(Dataset items)
--- Start ---

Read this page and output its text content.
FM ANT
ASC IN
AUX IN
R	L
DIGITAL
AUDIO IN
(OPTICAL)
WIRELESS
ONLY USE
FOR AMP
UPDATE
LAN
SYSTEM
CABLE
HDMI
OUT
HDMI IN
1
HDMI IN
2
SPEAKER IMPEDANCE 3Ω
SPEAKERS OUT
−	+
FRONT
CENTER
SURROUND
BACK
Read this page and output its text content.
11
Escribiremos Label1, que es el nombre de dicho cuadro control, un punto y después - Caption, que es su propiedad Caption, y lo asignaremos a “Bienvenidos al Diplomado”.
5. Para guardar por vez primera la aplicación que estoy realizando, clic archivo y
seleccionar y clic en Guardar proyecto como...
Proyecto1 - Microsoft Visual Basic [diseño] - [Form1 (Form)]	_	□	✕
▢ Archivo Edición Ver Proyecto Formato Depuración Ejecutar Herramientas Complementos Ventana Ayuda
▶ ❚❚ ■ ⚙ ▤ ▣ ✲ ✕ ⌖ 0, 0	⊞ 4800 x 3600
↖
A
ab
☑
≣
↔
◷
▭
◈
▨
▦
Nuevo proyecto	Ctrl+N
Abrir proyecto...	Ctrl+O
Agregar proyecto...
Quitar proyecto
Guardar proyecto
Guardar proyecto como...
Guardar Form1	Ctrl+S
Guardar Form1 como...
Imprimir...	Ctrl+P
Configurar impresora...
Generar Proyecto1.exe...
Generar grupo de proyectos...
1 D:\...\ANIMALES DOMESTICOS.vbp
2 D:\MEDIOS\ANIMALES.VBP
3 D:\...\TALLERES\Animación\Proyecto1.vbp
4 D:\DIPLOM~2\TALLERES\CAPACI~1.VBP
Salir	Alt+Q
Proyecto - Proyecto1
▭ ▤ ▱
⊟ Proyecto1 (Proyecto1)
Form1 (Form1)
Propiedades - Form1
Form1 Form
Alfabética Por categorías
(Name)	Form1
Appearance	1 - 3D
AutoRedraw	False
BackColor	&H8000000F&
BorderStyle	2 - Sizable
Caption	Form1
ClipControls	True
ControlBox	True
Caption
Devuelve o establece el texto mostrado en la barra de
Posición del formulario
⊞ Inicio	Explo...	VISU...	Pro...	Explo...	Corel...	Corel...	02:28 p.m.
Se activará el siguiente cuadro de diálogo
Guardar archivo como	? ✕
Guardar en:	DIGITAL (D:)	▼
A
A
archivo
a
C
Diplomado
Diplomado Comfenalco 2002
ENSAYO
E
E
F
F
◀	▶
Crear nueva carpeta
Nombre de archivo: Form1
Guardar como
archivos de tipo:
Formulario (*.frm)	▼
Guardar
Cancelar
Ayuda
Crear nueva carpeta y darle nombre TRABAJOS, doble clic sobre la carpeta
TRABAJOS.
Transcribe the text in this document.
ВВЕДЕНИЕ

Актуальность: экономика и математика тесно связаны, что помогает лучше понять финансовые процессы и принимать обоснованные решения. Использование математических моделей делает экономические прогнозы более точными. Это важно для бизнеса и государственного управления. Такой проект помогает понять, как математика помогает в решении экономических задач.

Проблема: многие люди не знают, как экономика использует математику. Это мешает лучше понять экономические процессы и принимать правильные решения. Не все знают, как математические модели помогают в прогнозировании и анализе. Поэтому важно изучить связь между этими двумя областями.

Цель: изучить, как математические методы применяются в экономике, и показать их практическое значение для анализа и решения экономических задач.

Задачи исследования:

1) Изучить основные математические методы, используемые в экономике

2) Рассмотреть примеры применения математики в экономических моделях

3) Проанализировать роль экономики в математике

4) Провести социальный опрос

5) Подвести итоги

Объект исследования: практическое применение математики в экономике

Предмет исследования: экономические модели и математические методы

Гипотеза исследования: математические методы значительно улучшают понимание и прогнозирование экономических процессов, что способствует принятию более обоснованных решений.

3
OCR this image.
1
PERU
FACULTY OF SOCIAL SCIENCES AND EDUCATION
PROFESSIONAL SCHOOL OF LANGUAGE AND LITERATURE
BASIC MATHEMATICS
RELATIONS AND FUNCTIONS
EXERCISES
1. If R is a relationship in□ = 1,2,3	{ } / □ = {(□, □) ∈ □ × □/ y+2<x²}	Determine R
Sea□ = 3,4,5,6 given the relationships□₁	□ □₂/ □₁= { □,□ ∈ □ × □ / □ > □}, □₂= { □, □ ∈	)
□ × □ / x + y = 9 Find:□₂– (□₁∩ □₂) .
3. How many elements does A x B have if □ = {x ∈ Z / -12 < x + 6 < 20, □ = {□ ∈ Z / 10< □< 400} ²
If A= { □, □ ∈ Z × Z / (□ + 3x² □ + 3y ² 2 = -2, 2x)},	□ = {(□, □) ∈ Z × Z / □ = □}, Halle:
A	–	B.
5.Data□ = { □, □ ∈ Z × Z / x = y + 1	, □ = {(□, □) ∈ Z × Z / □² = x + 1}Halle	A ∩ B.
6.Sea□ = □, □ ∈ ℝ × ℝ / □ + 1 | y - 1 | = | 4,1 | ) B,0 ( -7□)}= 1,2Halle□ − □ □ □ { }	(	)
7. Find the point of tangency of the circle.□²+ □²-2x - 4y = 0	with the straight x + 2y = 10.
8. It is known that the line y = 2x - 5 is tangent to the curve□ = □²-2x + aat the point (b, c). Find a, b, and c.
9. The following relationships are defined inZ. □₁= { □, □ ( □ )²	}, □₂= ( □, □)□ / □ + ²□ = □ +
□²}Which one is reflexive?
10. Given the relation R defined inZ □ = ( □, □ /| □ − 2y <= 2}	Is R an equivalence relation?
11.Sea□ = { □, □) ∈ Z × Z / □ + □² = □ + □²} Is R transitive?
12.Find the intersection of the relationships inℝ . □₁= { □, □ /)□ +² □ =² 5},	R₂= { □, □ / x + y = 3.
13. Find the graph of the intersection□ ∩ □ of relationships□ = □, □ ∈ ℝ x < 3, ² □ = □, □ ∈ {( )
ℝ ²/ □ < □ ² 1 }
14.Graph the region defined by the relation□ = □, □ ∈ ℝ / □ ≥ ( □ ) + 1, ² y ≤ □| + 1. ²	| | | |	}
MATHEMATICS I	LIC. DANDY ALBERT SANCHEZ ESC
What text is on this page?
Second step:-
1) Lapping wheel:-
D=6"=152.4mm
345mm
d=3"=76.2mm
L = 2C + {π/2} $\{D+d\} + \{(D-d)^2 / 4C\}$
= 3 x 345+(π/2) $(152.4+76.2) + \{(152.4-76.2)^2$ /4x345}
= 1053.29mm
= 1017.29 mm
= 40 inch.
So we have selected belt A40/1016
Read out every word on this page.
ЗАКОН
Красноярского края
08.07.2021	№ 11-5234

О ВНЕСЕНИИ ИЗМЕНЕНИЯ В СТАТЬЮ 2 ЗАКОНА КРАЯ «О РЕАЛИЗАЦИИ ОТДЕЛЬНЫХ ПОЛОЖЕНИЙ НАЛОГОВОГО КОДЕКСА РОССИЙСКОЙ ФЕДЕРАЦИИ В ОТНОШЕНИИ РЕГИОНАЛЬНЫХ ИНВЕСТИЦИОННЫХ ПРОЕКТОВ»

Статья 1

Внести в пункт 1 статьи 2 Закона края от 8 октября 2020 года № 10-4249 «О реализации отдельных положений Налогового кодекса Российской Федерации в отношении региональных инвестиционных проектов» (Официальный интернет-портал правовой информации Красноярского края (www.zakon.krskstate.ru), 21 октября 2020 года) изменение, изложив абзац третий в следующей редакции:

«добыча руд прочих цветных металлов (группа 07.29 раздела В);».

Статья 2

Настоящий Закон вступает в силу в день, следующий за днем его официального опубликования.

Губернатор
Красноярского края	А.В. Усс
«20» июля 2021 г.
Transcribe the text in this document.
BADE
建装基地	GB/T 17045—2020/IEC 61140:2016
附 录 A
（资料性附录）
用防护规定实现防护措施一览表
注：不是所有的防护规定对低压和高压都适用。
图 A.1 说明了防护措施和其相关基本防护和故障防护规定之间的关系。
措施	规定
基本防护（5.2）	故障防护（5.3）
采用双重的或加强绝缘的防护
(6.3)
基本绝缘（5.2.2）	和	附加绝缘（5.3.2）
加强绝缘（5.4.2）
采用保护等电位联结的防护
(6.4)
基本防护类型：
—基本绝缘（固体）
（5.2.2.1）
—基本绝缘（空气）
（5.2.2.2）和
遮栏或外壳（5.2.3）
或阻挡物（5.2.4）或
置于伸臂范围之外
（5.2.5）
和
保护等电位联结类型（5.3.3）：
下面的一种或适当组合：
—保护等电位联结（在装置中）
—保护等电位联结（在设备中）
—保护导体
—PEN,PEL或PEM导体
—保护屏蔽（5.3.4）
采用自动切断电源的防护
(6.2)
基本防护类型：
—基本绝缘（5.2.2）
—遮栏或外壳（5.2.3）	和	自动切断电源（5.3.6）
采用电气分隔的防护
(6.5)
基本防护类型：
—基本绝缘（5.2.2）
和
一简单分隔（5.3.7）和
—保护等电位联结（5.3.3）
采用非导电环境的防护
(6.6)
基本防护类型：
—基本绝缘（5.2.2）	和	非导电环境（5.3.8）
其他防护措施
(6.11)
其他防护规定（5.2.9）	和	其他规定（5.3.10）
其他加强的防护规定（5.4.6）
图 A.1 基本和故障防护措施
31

--- End ---

The request> Find how many lines of the material carry the string "математики". Only the number should be in the answer.

Result for this task> 2